== Record extracts ==

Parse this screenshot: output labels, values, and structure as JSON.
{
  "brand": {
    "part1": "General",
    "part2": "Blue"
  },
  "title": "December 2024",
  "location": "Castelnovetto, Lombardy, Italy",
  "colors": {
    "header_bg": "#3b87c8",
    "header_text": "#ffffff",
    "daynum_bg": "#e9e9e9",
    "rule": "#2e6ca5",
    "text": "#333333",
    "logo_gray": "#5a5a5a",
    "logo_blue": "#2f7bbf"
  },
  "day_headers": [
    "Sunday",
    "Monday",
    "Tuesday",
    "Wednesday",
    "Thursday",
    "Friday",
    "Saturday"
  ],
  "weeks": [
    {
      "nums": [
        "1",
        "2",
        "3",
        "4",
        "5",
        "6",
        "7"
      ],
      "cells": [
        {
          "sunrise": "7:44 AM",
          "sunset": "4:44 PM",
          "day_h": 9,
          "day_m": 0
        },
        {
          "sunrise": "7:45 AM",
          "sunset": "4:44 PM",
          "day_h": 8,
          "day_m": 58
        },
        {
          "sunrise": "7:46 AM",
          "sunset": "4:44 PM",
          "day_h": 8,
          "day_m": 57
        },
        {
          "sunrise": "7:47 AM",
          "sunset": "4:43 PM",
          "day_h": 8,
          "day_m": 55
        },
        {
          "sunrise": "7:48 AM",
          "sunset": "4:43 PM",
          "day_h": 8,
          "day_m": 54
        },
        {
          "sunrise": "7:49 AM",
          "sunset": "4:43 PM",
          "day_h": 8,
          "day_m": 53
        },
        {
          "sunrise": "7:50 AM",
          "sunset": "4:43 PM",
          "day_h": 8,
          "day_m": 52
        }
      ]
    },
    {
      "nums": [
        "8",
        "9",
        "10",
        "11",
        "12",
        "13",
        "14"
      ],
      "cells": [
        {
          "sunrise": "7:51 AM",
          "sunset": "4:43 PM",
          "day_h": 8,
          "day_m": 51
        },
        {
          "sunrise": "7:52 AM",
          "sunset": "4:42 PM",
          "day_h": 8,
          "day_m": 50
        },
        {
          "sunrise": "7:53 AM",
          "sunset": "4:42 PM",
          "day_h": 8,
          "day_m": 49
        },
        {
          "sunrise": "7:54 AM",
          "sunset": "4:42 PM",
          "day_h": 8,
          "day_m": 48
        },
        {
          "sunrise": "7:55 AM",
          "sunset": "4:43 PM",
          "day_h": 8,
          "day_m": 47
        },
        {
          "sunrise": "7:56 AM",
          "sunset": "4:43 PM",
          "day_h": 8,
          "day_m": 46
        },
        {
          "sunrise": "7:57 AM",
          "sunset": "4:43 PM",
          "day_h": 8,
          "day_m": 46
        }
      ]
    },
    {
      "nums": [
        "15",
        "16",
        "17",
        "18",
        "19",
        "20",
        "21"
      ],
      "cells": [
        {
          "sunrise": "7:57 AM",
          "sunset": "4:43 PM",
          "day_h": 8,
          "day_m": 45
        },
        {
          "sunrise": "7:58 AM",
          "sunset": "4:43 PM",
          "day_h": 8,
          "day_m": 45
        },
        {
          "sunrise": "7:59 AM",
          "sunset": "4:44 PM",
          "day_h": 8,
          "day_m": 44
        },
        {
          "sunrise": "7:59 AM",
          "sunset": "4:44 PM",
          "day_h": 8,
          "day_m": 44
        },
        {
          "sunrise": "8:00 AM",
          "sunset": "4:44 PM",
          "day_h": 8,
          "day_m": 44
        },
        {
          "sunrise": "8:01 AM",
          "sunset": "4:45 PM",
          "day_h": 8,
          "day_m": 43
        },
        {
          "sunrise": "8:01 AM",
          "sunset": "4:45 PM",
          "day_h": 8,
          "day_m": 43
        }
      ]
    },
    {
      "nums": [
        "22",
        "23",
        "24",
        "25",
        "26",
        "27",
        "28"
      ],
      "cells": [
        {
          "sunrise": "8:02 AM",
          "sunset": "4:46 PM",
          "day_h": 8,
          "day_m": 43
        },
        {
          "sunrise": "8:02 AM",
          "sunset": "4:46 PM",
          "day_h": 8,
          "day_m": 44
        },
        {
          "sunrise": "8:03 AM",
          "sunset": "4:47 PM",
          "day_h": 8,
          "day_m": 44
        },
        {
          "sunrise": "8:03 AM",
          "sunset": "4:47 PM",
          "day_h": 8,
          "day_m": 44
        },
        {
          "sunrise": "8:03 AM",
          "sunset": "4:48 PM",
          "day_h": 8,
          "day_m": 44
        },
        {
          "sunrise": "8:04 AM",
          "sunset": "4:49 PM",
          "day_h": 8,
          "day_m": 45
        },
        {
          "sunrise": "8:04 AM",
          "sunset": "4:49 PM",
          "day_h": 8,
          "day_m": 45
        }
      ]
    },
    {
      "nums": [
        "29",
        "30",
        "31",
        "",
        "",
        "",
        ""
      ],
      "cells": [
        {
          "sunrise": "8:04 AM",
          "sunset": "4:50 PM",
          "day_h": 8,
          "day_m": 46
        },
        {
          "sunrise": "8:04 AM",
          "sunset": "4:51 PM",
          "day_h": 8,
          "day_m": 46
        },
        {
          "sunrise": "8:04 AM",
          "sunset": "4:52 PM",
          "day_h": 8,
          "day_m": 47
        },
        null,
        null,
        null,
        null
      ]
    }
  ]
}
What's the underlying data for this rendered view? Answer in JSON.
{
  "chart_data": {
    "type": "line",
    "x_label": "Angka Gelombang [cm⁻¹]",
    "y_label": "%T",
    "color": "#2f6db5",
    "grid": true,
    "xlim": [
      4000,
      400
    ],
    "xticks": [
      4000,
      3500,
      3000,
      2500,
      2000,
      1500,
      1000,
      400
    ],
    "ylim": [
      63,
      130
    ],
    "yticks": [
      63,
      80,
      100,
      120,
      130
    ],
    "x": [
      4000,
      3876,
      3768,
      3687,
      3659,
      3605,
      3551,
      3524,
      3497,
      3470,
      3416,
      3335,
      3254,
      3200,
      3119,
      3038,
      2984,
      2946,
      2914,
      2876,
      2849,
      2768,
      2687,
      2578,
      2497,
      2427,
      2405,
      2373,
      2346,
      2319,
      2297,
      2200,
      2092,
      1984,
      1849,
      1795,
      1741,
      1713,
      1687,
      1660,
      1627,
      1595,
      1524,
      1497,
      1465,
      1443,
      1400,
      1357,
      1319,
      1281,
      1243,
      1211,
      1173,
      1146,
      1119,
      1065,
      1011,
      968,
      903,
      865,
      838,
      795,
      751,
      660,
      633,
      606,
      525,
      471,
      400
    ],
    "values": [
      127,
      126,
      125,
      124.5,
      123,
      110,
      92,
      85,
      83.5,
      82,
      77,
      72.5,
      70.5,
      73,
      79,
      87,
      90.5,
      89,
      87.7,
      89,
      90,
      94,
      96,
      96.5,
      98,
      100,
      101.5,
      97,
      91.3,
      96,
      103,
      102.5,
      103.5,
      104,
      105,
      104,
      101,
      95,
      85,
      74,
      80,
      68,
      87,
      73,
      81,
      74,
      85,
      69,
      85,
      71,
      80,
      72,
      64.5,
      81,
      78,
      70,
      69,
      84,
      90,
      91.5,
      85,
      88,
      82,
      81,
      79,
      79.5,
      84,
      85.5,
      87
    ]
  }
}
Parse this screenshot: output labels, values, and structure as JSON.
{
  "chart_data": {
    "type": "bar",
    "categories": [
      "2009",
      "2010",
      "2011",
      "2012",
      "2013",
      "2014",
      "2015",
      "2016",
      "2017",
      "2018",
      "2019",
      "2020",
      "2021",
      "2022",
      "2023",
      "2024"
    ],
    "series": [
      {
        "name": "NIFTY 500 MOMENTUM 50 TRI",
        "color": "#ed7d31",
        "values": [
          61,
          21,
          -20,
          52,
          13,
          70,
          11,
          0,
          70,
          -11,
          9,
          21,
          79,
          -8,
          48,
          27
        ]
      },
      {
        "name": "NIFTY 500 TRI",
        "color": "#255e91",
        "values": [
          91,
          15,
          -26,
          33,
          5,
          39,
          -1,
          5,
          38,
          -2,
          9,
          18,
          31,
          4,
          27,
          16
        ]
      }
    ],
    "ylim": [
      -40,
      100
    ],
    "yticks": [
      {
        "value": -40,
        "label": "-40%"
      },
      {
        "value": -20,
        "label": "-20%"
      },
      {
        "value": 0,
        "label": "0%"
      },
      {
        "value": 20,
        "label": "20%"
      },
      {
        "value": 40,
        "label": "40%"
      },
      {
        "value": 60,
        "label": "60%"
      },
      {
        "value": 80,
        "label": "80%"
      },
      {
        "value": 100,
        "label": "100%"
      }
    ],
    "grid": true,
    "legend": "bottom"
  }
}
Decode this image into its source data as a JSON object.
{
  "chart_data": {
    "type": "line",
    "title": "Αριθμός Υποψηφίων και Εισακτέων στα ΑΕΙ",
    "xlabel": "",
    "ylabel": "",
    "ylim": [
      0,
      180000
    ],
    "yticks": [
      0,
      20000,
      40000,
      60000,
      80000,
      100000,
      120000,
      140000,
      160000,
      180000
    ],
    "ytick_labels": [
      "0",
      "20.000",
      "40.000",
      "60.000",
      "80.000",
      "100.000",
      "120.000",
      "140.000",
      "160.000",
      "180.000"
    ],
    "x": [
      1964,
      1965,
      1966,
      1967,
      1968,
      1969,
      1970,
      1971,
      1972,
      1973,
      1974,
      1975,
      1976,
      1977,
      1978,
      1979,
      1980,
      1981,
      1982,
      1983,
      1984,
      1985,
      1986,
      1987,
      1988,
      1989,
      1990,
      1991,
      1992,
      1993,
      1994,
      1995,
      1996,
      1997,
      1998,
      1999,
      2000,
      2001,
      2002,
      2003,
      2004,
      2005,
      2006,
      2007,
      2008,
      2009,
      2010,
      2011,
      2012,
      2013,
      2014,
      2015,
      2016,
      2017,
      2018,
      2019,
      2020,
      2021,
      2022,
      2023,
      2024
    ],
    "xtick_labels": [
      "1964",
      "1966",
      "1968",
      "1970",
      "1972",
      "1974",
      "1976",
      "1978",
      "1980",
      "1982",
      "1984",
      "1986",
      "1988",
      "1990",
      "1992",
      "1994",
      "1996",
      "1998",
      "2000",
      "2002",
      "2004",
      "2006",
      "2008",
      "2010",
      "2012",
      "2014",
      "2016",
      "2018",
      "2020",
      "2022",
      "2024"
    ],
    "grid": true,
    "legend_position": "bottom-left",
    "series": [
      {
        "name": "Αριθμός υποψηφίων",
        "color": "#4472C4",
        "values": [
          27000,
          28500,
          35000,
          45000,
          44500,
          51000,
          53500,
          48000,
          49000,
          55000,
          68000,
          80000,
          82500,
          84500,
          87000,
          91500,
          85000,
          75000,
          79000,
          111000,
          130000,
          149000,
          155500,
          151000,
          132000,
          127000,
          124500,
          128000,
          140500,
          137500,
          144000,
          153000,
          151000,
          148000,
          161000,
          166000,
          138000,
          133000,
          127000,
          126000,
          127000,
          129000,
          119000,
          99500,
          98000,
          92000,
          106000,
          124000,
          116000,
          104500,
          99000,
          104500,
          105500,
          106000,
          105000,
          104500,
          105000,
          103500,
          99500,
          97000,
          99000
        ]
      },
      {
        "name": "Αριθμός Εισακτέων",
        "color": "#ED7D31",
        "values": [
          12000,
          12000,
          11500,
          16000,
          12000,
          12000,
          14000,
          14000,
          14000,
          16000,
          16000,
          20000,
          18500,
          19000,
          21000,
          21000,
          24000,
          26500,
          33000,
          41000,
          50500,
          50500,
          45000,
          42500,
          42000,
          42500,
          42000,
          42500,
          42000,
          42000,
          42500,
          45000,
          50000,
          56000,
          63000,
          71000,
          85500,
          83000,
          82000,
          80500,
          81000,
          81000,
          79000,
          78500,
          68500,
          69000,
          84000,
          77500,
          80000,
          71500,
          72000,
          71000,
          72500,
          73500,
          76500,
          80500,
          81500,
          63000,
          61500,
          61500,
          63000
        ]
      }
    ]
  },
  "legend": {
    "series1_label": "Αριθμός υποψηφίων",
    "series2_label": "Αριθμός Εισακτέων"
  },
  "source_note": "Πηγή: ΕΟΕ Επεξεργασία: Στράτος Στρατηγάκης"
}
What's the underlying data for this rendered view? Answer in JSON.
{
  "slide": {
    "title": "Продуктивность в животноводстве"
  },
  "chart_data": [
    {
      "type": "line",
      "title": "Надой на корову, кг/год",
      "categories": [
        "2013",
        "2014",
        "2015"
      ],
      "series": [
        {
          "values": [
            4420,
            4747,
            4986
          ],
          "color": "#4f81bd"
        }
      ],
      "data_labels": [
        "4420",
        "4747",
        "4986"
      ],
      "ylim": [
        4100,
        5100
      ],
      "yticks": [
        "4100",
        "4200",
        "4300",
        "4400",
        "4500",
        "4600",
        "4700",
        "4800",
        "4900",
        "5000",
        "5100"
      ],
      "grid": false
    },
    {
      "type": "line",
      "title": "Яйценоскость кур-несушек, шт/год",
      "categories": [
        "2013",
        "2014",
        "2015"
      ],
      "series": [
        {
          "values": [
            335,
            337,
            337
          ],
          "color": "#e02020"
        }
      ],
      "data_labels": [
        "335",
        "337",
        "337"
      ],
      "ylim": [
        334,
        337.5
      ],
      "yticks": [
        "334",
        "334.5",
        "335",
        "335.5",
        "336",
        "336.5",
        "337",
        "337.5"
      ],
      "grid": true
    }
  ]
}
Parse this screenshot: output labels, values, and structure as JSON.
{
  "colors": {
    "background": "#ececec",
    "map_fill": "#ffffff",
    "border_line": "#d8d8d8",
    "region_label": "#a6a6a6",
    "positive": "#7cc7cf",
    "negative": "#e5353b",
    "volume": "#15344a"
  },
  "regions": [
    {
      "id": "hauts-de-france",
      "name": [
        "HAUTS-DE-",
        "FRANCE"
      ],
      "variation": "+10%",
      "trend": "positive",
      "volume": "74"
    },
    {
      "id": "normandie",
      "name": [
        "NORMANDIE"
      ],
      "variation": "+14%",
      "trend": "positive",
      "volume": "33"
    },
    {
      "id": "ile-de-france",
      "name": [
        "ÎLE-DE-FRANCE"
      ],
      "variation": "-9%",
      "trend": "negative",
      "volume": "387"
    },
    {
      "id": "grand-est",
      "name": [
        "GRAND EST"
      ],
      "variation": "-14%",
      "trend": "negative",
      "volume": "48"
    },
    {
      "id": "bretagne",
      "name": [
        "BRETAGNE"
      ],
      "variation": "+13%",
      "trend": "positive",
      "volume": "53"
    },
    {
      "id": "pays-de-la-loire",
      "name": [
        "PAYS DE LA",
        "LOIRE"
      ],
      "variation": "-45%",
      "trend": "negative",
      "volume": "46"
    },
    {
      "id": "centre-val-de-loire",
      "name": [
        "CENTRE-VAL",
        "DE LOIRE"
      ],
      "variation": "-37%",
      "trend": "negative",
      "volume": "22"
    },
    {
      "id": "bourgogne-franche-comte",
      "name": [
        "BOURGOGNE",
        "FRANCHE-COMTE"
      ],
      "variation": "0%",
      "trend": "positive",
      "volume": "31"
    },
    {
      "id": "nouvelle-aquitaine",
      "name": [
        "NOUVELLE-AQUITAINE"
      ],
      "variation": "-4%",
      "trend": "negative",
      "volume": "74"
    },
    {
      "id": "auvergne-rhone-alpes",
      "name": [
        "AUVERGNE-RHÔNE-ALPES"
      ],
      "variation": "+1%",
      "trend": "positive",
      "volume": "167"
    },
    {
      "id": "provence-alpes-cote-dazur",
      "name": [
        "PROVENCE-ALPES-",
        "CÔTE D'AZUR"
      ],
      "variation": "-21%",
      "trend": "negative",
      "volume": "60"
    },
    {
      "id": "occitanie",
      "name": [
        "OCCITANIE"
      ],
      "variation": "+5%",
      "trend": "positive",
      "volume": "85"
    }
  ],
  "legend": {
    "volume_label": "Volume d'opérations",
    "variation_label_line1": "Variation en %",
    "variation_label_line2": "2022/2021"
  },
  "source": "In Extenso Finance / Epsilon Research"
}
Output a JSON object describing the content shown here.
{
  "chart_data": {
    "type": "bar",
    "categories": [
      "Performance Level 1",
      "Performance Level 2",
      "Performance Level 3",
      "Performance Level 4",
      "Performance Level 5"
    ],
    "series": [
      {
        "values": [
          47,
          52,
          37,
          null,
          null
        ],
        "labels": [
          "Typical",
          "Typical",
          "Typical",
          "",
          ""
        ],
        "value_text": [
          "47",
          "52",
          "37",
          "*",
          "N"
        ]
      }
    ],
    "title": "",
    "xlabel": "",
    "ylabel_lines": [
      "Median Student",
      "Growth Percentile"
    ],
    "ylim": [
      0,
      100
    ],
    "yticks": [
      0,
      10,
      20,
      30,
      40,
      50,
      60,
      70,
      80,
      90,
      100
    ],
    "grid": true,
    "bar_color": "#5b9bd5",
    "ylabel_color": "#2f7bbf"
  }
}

===

Using the material above, copy every line in which the string "Εισακτέων" occurs.

Exercise output:
    "title": "Αριθμός Υποψηφίων και Εισακτέων στα ΑΕΙ",
        "name": "Αριθμός Εισακτέων",
    "series2_label": "Αριθμός Εισακτέων"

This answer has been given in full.